_Task description_. Count the lines below that contain the word "document" and give only that number.

_Extracted data entries_.
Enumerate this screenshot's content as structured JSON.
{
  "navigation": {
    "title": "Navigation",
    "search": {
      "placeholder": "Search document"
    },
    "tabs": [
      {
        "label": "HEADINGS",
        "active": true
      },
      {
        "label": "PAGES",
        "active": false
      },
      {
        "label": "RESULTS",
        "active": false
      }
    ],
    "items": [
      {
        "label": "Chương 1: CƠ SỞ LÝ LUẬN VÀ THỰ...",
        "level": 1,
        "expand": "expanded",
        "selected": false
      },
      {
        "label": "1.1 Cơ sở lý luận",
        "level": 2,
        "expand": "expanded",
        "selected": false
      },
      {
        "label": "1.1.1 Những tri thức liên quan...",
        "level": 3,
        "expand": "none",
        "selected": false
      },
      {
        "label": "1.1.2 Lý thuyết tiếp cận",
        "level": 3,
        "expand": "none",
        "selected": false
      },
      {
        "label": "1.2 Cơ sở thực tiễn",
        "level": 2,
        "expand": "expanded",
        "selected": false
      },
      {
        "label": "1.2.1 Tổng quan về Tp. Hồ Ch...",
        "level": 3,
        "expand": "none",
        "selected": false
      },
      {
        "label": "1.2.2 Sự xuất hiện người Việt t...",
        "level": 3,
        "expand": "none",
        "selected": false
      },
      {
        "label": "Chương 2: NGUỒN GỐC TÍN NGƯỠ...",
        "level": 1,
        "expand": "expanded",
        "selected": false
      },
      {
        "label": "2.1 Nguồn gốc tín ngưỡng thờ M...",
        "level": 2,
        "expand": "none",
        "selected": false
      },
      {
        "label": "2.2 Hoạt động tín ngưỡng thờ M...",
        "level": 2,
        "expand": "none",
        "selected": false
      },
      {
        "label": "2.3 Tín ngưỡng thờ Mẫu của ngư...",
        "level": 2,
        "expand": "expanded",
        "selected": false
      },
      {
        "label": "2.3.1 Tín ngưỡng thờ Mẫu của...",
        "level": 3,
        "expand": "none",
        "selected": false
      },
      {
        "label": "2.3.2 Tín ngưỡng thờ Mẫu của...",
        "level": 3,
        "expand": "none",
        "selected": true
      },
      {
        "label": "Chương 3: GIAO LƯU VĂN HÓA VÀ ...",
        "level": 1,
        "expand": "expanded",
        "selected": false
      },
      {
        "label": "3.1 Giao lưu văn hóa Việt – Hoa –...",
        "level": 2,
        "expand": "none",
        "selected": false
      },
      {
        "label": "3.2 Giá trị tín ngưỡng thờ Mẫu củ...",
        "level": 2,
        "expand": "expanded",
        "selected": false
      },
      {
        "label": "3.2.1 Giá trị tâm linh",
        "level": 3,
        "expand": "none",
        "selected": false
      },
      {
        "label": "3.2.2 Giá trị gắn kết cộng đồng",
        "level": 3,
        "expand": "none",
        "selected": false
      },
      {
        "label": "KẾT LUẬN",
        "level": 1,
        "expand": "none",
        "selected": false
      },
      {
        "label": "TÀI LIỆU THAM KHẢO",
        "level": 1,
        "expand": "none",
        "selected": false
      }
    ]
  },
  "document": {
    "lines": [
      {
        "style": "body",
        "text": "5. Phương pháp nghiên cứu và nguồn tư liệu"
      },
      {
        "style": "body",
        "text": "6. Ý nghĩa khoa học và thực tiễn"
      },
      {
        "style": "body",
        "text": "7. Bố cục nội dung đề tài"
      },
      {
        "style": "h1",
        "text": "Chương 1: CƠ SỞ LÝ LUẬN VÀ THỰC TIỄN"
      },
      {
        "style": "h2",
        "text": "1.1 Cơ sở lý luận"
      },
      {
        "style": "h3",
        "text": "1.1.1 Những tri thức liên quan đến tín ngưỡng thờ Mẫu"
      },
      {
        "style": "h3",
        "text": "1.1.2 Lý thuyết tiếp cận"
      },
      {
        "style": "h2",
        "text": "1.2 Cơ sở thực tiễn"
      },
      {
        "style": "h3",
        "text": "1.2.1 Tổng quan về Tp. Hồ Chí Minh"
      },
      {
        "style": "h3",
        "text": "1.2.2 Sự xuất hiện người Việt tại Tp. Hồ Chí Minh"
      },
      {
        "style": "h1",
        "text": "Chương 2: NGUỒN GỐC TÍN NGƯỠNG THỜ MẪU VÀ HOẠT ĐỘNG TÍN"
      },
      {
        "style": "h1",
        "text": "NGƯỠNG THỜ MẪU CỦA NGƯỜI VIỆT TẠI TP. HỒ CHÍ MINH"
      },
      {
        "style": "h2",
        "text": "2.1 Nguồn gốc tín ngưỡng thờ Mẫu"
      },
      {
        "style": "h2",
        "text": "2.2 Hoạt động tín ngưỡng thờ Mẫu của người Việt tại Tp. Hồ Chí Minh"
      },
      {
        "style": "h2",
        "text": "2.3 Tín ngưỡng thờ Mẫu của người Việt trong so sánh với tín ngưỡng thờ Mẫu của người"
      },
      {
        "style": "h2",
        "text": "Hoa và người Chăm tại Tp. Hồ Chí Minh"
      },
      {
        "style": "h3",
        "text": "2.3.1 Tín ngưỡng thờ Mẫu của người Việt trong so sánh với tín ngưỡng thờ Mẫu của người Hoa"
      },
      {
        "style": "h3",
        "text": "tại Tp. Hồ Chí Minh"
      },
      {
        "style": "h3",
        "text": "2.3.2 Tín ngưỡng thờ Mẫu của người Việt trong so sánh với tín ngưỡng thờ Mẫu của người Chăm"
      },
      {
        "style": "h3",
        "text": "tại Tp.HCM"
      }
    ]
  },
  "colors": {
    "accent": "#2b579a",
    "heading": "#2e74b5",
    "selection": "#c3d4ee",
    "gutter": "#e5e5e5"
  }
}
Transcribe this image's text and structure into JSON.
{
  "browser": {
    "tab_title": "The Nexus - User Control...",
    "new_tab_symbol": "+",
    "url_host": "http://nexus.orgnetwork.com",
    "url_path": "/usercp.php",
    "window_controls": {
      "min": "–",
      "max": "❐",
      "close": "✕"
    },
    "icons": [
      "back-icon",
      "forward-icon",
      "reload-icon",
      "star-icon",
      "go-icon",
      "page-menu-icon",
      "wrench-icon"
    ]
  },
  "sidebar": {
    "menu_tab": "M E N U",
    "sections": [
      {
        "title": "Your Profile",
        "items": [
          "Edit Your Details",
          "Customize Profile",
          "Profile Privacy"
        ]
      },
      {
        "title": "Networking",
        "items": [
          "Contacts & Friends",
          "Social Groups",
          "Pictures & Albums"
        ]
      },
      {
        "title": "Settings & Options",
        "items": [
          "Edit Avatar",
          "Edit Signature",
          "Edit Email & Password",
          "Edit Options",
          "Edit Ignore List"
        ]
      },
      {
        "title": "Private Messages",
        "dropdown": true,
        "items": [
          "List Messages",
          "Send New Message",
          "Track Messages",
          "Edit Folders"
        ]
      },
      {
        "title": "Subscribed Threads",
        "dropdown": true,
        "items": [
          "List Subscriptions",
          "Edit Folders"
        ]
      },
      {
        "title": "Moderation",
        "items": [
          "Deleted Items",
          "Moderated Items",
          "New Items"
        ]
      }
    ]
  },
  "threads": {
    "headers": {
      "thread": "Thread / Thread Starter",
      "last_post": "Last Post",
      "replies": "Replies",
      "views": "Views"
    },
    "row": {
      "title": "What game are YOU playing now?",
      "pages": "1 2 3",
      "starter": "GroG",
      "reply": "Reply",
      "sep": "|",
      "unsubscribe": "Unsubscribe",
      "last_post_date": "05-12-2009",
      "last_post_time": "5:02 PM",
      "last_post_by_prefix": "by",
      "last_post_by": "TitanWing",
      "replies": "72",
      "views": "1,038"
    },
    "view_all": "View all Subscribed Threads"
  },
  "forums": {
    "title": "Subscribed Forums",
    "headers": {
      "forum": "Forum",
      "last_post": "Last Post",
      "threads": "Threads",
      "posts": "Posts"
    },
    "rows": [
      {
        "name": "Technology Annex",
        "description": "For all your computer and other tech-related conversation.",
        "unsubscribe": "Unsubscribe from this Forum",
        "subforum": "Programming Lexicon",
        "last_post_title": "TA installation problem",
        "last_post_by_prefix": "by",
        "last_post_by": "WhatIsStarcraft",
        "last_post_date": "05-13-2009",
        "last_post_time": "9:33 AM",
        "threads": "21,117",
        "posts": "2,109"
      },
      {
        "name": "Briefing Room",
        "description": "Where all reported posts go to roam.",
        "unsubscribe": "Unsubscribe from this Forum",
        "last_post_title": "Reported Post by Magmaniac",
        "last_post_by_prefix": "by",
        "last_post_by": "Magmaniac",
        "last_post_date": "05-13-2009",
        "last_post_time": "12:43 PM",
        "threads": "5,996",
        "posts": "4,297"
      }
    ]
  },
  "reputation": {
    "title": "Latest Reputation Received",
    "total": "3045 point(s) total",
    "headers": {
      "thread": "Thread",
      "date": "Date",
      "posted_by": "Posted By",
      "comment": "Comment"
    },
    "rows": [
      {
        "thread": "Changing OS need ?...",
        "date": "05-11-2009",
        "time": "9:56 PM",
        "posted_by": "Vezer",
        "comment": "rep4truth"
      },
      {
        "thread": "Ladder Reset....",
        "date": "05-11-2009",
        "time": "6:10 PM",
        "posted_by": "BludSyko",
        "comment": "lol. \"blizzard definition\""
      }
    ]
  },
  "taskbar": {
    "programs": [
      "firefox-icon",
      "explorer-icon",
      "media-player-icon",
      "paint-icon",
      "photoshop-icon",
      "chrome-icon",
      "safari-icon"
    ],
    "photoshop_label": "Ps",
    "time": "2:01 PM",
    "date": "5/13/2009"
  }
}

_Output_. 2